Collection entries:
• • •

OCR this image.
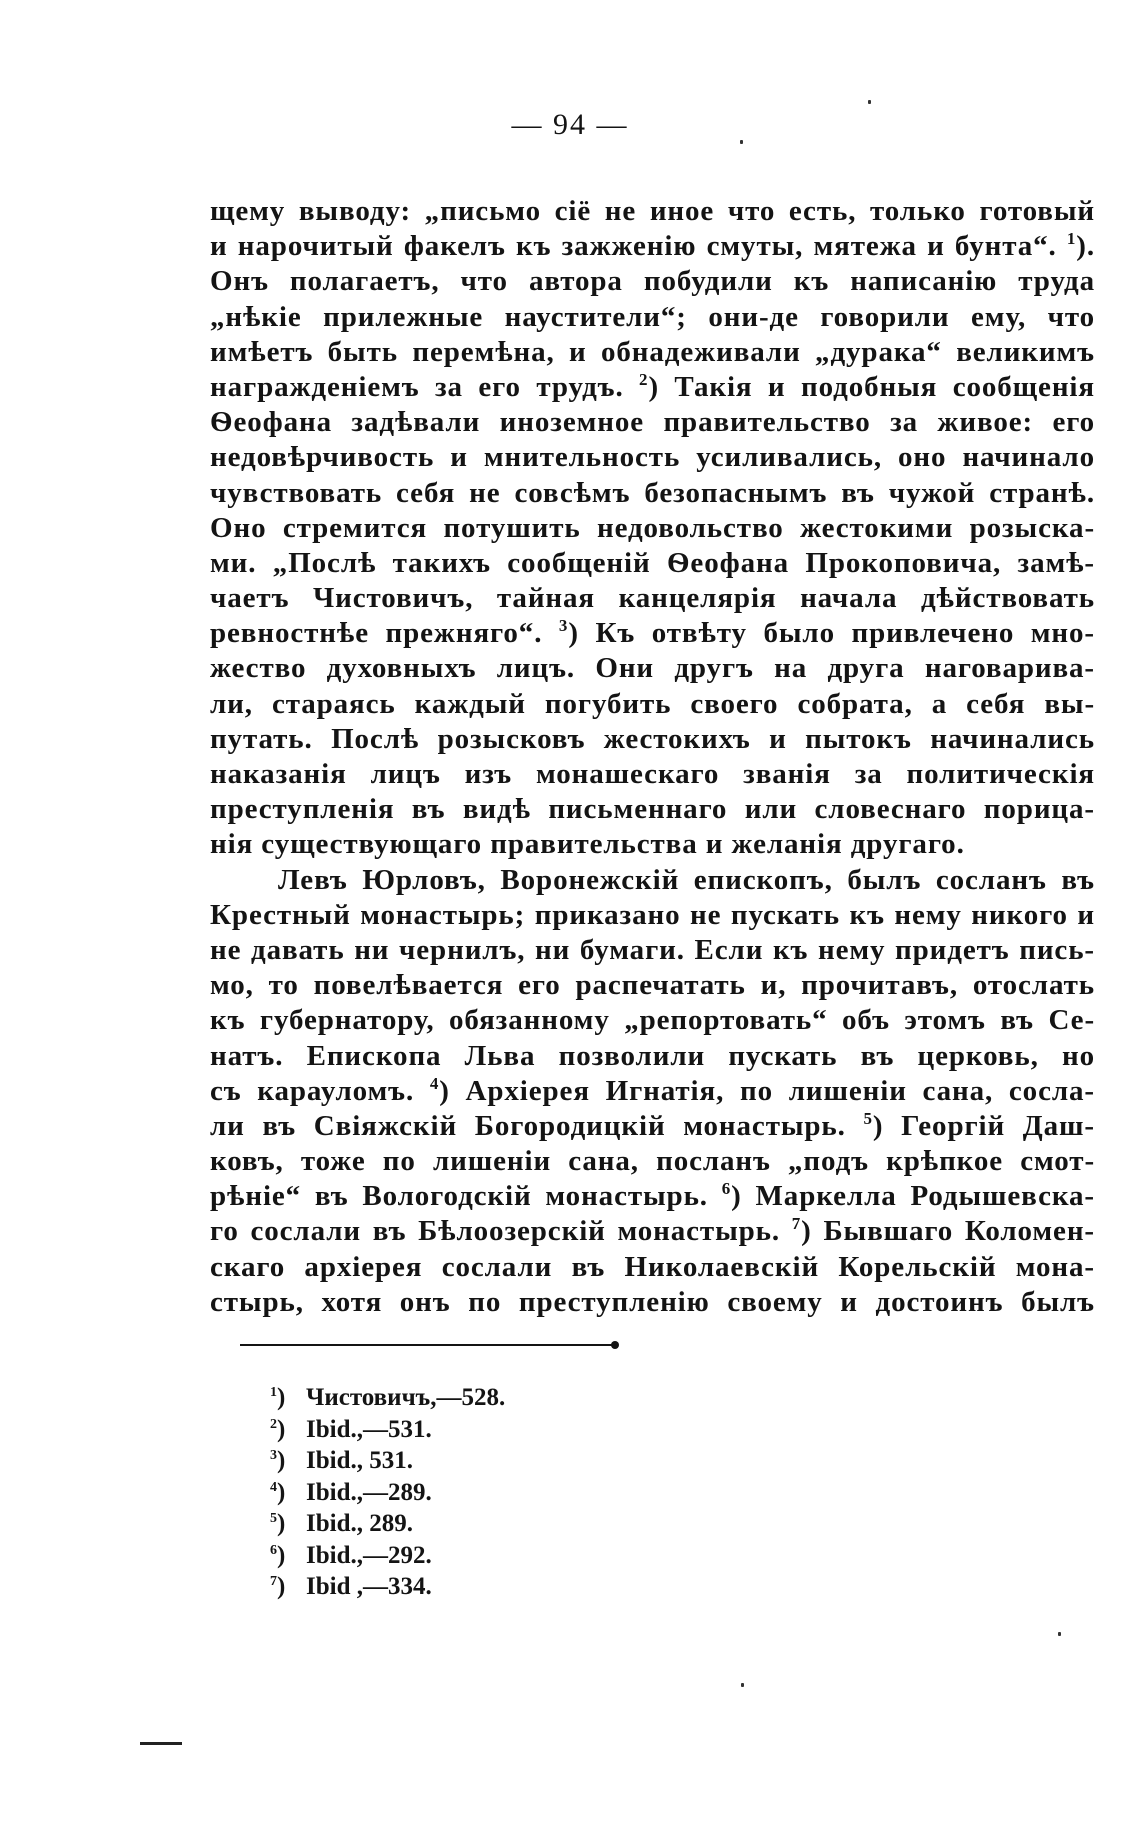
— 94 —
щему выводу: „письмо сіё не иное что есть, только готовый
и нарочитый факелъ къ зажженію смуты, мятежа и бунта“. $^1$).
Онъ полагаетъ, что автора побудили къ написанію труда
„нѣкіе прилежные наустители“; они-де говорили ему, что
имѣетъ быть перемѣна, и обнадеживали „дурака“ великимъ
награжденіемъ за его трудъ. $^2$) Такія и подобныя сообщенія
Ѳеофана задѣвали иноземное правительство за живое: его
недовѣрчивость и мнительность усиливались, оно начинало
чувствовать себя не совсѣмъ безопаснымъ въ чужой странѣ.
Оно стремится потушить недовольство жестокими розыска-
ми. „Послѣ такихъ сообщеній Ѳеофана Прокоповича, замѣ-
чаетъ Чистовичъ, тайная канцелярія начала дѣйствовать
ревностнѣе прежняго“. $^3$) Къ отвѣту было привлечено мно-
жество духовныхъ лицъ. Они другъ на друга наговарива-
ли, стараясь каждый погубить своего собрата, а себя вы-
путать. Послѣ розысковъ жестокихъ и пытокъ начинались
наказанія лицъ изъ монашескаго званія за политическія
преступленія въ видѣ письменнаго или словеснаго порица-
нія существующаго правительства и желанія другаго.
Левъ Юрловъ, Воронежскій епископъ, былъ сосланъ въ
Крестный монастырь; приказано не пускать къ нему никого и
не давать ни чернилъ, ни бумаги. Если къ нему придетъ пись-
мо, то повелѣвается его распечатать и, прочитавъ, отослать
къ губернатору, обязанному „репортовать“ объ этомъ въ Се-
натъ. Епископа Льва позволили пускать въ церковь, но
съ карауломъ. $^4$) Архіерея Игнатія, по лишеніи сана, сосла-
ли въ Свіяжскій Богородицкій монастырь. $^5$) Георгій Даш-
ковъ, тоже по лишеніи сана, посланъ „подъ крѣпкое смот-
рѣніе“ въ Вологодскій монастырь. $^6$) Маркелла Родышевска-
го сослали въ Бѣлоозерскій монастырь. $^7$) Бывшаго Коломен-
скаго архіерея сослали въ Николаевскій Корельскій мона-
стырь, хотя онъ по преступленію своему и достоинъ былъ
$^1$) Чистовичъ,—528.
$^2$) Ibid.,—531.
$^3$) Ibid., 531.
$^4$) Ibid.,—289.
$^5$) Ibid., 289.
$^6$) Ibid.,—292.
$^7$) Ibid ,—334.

• • •

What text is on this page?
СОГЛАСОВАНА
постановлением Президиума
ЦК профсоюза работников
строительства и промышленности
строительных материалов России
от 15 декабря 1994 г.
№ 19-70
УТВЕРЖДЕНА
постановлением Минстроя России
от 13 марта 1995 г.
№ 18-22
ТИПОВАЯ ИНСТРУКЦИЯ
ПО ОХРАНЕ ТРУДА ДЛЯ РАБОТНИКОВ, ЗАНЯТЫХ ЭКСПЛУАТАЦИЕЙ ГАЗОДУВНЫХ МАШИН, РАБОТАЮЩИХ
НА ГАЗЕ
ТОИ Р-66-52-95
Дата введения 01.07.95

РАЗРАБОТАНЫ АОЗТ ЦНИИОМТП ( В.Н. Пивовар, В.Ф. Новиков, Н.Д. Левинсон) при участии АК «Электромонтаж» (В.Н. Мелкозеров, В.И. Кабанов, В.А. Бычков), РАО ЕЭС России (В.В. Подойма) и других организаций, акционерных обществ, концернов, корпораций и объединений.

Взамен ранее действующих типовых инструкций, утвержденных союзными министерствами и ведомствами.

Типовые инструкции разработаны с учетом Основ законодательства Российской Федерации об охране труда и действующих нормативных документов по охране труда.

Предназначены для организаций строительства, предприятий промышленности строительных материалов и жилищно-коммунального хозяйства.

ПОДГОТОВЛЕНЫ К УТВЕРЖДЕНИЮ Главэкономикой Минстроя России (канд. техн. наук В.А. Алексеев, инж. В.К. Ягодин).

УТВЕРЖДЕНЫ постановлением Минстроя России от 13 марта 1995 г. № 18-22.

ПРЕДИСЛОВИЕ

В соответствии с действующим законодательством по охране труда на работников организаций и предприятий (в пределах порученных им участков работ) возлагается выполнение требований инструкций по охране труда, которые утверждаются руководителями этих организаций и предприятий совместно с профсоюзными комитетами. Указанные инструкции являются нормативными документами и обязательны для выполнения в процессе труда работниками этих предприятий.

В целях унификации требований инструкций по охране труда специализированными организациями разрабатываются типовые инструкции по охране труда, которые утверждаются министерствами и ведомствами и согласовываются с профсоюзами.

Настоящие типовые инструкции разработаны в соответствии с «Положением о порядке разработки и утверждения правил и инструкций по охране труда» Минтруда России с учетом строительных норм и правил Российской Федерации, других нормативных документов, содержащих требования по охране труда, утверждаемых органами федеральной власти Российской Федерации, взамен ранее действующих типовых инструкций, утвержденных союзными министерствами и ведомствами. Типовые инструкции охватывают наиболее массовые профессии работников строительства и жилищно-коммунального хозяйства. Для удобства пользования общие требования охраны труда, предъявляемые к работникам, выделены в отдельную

• • •

→ **SET PROBLEM**
In the records above, find each line with the word "сана" and copy it.

→ **WRITTEN SOLUTION**
съ карауломъ. $^4$) Архіерея Игнатія, по лишеніи сана, сосла-
ковъ, тоже по лишеніи сана, посланъ „подъ крѣпкое смот-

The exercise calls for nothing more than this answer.